-- Start of EXTRACTED ENTRIES --

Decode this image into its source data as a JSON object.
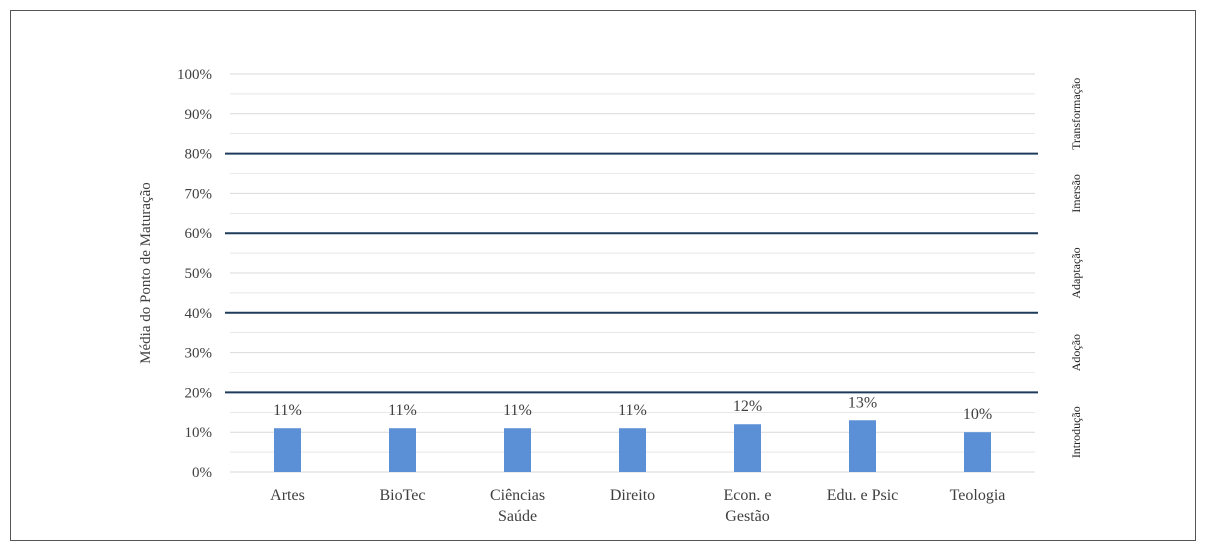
{
  "chart_data": {
    "type": "bar",
    "title": "",
    "xlabel": "",
    "ylabel": "Média do Ponto de Maturação",
    "categories": [
      [
        "Artes"
      ],
      [
        "BioTec"
      ],
      [
        "Ciências",
        "Saúde"
      ],
      [
        "Direito"
      ],
      [
        "Econ. e",
        "Gestão"
      ],
      [
        "Edu. e Psic"
      ],
      [
        "Teologia"
      ]
    ],
    "values": [
      11,
      11,
      11,
      11,
      12,
      13,
      10
    ],
    "data_labels": [
      "11%",
      "11%",
      "11%",
      "11%",
      "12%",
      "13%",
      "10%"
    ],
    "ylim": [
      0,
      100
    ],
    "yticks": [
      "0%",
      "10%",
      "20%",
      "30%",
      "40%",
      "50%",
      "60%",
      "70%",
      "80%",
      "90%",
      "100%"
    ],
    "grid": true,
    "thresholds": [
      20,
      40,
      60,
      80
    ],
    "band_labels": [
      {
        "label": "Introdução",
        "from": 0,
        "to": 20
      },
      {
        "label": "Adoção",
        "from": 20,
        "to": 40
      },
      {
        "label": "Adaptação",
        "from": 40,
        "to": 60
      },
      {
        "label": "Imersão",
        "from": 60,
        "to": 80
      },
      {
        "label": "Transformação",
        "from": 80,
        "to": 100
      }
    ],
    "colors": {
      "bar": "#5b8fd6",
      "threshold": "#1f3b5c",
      "grid": "#d9d9d9"
    }
  }
}
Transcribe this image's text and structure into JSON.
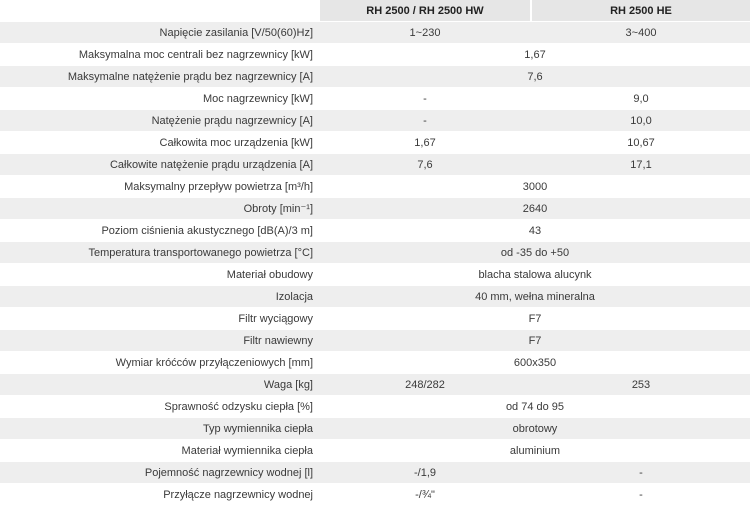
{
  "header": {
    "col1": "RH 2500 / RH 2500 HW",
    "col2": "RH 2500 HE"
  },
  "rows": [
    {
      "label": "Napięcie zasilania [V/50(60)Hz]",
      "v1": "1~230",
      "v2": "3~400"
    },
    {
      "label": "Maksymalna moc centrali bez nagrzewnicy [kW]",
      "span": "1,67"
    },
    {
      "label": "Maksymalne natężenie prądu bez nagrzewnicy [A]",
      "span": "7,6"
    },
    {
      "label": "Moc nagrzewnicy [kW]",
      "v1": "-",
      "v2": "9,0"
    },
    {
      "label": "Natężenie prądu nagrzewnicy [A]",
      "v1": "-",
      "v2": "10,0"
    },
    {
      "label": "Całkowita moc urządzenia [kW]",
      "v1": "1,67",
      "v2": "10,67"
    },
    {
      "label": "Całkowite natężenie prądu urządzenia [A]",
      "v1": "7,6",
      "v2": "17,1"
    },
    {
      "label": "Maksymalny przepływ powietrza [m³/h]",
      "span": "3000"
    },
    {
      "label": "Obroty [min⁻¹]",
      "span": "2640"
    },
    {
      "label": "Poziom ciśnienia akustycznego  [dB(A)/3 m]",
      "span": "43"
    },
    {
      "label": "Temperatura transportowanego powietrza [°C]",
      "span": "od -35 do +50"
    },
    {
      "label": "Materiał obudowy",
      "span": "blacha stalowa alucynk"
    },
    {
      "label": "Izolacja",
      "span": "40 mm, wełna mineralna"
    },
    {
      "label": "Filtr wyciągowy",
      "span": "F7"
    },
    {
      "label": "Filtr nawiewny",
      "span": "F7"
    },
    {
      "label": "Wymiar króćców przyłączeniowych [mm]",
      "span": "600x350"
    },
    {
      "label": "Waga [kg]",
      "v1": "248/282",
      "v2": "253"
    },
    {
      "label": "Sprawność odzysku ciepła [%]",
      "span": "od 74 do 95"
    },
    {
      "label": "Typ wymiennika ciepła",
      "span": "obrotowy"
    },
    {
      "label": "Materiał wymiennika ciepła",
      "span": "aluminium"
    },
    {
      "label": "Pojemność nagrzewnicy wodnej [l]",
      "v1": "-/1,9",
      "v2": "-"
    },
    {
      "label": "Przyłącze nagrzewnicy wodnej",
      "v1": "-/¾\"",
      "v2": "-"
    }
  ]
}
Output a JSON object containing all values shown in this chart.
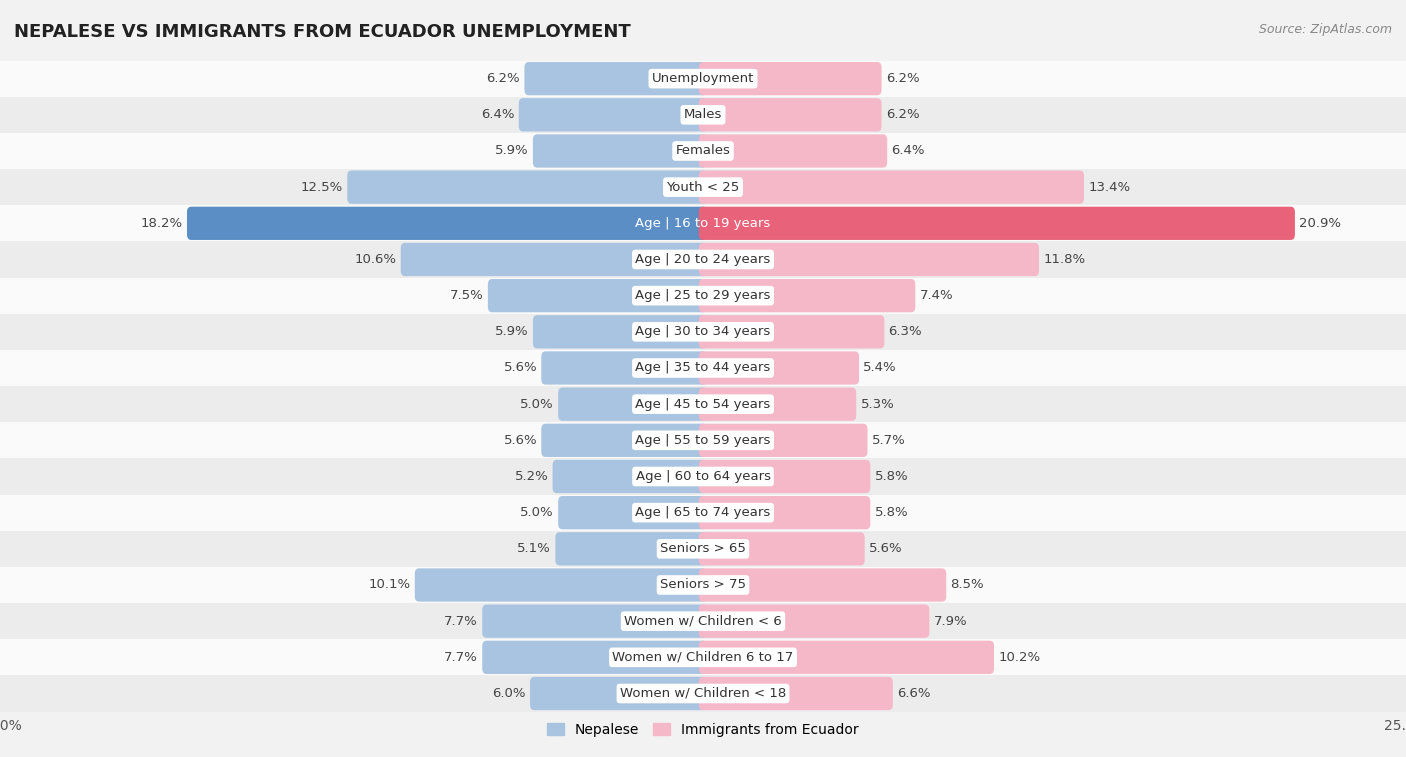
{
  "title": "NEPALESE VS IMMIGRANTS FROM ECUADOR UNEMPLOYMENT",
  "source": "Source: ZipAtlas.com",
  "categories": [
    "Unemployment",
    "Males",
    "Females",
    "Youth < 25",
    "Age | 16 to 19 years",
    "Age | 20 to 24 years",
    "Age | 25 to 29 years",
    "Age | 30 to 34 years",
    "Age | 35 to 44 years",
    "Age | 45 to 54 years",
    "Age | 55 to 59 years",
    "Age | 60 to 64 years",
    "Age | 65 to 74 years",
    "Seniors > 65",
    "Seniors > 75",
    "Women w/ Children < 6",
    "Women w/ Children 6 to 17",
    "Women w/ Children < 18"
  ],
  "nepalese": [
    6.2,
    6.4,
    5.9,
    12.5,
    18.2,
    10.6,
    7.5,
    5.9,
    5.6,
    5.0,
    5.6,
    5.2,
    5.0,
    5.1,
    10.1,
    7.7,
    7.7,
    6.0
  ],
  "ecuador": [
    6.2,
    6.2,
    6.4,
    13.4,
    20.9,
    11.8,
    7.4,
    6.3,
    5.4,
    5.3,
    5.7,
    5.8,
    5.8,
    5.6,
    8.5,
    7.9,
    10.2,
    6.6
  ],
  "nepalese_color": "#a8c4e0",
  "ecuador_color": "#f5b8c8",
  "nepalese_highlight_color": "#5b8ec4",
  "ecuador_highlight_color": "#e8637a",
  "highlight_row": 4,
  "bar_height": 0.62,
  "background_color": "#f2f2f2",
  "row_bg_light": "#fafafa",
  "row_bg_dark": "#ececec",
  "max_val": 25.0,
  "label_fontsize": 9.5,
  "title_fontsize": 13,
  "legend_nepalese": "Nepalese",
  "legend_ecuador": "Immigrants from Ecuador"
}
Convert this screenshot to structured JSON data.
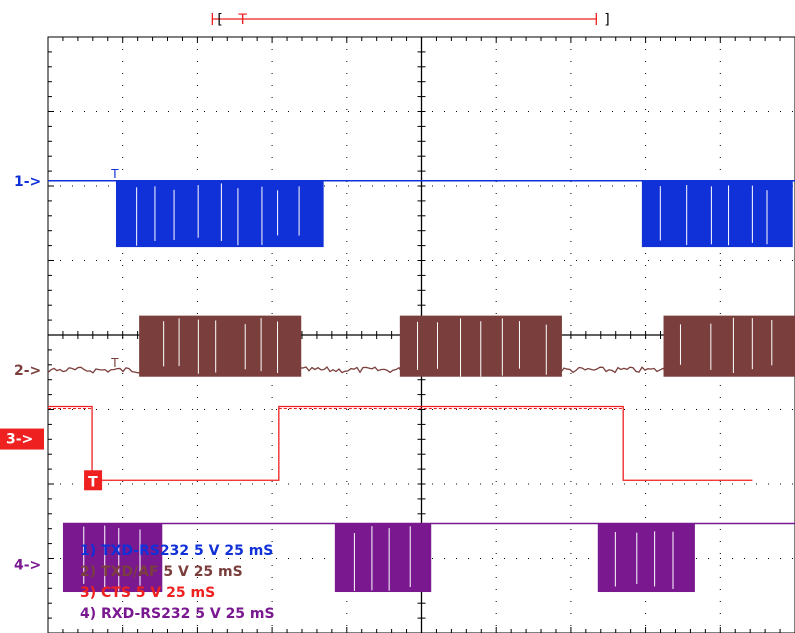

-- End of EXTRACTED ENTRIES --

WHAT TO DO> Show the lines from the data above that contain the string "values".

WRITTEN ANSWER>
    "values": [
Output a JSON object containing all values shown in this chart.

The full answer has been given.